- DIRECTIONS: Find all lines in the records that include the word "peak", and copy them out.

[Dataset rows about figures]
********
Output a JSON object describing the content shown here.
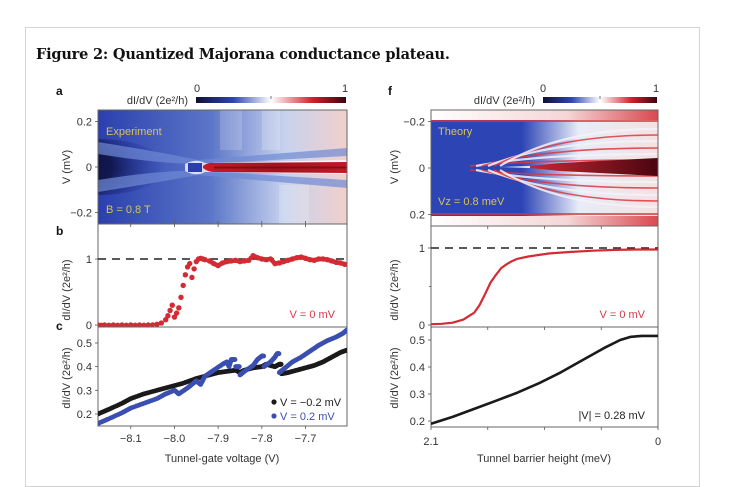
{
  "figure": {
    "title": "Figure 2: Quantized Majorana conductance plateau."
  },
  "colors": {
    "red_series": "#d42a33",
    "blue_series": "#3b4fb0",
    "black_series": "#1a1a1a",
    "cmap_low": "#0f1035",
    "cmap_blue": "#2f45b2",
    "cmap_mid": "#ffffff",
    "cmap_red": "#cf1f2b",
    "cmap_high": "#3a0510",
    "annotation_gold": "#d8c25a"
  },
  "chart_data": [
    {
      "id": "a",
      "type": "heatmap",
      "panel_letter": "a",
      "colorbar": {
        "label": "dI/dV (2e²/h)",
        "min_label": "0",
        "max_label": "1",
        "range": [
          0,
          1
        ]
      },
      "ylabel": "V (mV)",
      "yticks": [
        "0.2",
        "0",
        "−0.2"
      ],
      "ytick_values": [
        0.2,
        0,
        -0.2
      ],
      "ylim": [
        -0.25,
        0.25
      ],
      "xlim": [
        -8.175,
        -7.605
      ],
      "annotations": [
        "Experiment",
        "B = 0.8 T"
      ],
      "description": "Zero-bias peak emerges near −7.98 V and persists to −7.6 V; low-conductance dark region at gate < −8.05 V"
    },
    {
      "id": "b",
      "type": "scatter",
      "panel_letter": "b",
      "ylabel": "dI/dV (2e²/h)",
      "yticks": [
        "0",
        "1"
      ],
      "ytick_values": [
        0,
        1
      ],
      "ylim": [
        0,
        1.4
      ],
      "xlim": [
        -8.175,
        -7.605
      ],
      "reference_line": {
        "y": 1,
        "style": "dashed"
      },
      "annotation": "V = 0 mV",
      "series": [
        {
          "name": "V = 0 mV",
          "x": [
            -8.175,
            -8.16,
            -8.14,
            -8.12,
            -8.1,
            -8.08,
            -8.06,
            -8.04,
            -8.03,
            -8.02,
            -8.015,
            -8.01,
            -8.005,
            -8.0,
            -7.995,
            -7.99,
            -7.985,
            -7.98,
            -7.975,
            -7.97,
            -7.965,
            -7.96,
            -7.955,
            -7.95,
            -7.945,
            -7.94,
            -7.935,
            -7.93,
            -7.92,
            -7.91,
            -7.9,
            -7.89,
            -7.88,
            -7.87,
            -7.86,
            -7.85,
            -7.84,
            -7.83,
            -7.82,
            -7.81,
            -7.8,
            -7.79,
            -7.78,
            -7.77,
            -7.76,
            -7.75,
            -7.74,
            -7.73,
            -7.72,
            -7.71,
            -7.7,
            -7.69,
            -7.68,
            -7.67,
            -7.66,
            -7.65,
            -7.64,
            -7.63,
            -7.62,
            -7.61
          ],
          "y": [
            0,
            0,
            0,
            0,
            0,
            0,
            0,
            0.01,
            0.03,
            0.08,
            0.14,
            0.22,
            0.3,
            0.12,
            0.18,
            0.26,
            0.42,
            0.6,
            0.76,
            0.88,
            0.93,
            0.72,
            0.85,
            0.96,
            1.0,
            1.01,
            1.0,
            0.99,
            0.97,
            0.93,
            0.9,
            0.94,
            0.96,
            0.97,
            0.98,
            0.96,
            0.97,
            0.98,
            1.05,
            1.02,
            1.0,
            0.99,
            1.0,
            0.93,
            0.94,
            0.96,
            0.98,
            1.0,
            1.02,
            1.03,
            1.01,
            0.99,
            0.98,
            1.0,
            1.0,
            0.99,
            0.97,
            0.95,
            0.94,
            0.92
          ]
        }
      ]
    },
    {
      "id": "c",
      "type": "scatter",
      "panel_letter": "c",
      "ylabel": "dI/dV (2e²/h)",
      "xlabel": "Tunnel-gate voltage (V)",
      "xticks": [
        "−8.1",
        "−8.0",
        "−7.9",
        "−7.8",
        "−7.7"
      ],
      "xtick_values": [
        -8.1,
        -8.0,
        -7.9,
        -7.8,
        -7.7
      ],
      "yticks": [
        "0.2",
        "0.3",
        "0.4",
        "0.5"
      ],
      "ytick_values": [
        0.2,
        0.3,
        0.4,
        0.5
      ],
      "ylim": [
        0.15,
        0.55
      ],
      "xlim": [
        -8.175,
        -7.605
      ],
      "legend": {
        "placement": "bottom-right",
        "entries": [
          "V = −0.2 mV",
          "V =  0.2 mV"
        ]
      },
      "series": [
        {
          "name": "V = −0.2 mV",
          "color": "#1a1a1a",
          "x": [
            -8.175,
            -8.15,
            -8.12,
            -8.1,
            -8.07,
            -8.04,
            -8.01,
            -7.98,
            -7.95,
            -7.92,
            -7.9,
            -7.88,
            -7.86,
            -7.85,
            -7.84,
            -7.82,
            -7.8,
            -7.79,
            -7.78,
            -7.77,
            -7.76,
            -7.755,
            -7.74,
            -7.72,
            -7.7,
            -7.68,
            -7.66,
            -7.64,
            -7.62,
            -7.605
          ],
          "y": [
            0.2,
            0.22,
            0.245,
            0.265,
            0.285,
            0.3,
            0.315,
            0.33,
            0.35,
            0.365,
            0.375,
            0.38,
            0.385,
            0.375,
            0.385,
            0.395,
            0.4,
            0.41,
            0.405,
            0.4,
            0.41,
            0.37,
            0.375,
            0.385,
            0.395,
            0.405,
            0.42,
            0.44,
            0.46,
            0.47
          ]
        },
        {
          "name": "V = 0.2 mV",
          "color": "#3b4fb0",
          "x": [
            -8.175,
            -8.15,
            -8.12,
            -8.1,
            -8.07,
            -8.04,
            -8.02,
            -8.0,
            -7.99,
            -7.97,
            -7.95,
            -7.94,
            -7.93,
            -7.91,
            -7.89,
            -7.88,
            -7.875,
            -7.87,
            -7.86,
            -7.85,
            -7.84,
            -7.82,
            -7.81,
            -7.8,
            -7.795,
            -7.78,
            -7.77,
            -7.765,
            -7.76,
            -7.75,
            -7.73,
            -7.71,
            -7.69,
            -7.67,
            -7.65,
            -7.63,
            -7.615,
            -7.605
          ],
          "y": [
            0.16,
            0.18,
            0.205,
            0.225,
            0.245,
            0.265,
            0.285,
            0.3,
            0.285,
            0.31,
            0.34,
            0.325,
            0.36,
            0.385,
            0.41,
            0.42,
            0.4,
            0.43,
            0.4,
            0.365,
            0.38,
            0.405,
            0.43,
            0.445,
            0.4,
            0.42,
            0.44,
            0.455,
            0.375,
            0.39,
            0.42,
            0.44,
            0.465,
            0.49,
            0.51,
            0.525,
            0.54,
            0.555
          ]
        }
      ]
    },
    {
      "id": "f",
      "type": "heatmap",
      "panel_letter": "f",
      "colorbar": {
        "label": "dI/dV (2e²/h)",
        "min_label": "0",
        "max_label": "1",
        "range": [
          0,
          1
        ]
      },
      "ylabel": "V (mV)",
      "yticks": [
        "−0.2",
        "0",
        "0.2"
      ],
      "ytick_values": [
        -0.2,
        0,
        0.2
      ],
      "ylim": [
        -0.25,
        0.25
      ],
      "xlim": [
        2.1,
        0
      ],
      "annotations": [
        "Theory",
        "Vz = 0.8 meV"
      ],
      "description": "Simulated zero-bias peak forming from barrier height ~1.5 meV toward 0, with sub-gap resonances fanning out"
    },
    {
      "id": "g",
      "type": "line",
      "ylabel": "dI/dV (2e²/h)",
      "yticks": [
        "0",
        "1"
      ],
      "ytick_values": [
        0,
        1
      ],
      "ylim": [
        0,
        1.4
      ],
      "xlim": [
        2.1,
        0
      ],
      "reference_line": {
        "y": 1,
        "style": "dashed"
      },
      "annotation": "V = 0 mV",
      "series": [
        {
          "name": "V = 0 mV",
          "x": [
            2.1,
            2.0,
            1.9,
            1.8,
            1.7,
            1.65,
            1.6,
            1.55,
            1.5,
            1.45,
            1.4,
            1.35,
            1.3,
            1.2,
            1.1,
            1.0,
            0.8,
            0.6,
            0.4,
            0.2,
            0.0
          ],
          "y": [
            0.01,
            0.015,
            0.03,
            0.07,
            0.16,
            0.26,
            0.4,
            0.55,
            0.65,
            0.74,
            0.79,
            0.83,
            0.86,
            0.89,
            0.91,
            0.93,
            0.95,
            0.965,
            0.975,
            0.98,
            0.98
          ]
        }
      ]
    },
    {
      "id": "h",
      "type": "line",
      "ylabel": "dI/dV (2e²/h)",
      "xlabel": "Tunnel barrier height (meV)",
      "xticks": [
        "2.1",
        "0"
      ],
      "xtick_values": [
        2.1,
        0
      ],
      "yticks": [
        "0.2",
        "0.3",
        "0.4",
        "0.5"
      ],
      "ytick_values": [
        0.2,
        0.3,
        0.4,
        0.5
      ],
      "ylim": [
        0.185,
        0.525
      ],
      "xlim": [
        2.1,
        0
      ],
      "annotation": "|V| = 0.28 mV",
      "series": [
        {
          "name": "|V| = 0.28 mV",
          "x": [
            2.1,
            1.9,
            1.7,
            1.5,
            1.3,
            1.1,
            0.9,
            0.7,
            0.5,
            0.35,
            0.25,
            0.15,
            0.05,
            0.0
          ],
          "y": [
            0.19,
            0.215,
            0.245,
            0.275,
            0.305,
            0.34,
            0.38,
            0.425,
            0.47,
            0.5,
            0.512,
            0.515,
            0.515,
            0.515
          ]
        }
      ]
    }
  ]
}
********
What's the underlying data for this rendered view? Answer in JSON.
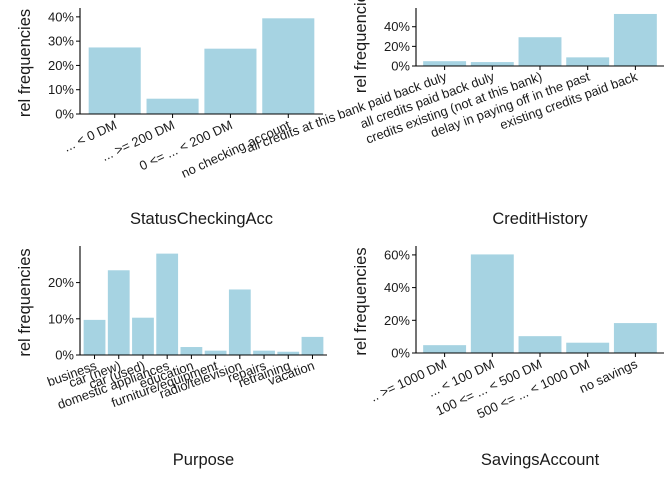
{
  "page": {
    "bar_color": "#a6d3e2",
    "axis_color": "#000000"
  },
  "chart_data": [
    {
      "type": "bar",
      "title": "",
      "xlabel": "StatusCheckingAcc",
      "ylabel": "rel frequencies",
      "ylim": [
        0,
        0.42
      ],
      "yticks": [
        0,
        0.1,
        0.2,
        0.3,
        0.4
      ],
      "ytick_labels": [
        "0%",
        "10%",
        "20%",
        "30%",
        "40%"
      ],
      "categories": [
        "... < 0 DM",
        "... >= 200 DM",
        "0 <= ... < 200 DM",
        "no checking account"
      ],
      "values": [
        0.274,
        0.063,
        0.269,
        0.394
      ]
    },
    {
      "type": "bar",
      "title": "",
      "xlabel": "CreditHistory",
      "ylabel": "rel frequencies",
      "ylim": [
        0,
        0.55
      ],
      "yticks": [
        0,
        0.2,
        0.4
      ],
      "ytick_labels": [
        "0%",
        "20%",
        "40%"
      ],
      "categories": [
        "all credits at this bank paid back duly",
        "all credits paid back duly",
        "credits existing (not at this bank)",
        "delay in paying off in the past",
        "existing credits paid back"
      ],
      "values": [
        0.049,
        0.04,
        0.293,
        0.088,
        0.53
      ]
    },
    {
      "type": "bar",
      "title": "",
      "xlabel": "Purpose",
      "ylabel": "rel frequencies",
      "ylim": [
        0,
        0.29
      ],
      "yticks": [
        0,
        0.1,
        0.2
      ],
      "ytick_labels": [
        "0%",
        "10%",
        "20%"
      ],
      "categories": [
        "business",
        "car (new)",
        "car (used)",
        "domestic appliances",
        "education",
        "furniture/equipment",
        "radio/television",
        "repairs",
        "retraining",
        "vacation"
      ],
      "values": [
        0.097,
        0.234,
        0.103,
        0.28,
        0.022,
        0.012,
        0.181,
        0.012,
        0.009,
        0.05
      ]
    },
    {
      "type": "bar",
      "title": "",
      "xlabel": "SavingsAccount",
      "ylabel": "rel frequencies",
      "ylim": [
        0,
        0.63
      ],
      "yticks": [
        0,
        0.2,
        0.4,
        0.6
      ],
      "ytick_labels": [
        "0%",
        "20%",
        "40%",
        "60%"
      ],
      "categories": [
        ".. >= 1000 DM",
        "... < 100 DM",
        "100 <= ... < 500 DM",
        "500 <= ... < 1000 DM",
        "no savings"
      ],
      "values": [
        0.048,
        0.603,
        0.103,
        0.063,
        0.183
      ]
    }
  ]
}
********
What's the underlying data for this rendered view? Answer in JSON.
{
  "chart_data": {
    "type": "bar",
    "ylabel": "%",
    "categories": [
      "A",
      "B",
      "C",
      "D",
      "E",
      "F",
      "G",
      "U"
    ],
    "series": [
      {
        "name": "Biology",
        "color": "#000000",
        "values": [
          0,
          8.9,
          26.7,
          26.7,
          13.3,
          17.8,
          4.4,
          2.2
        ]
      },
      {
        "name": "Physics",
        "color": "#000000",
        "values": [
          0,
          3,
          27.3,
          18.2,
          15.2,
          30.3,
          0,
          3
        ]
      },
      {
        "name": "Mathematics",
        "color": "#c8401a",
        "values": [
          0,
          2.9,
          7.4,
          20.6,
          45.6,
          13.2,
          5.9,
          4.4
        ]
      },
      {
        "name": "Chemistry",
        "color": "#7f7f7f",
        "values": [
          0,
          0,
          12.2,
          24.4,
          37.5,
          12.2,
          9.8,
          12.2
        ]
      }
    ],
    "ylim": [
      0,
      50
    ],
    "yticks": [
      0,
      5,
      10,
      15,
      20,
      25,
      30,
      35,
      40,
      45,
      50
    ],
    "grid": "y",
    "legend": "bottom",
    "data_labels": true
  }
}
********
- RESPONSE:
      "description": "Zero-bias peak emerges near −7.98 V and persists to −7.6 V; low-conductance dark region at gate < −8.05 V"
      "description": "Simulated zero-bias peak forming from barrier height ~1.5 meV toward 0, with sub-gap resonances fanning out"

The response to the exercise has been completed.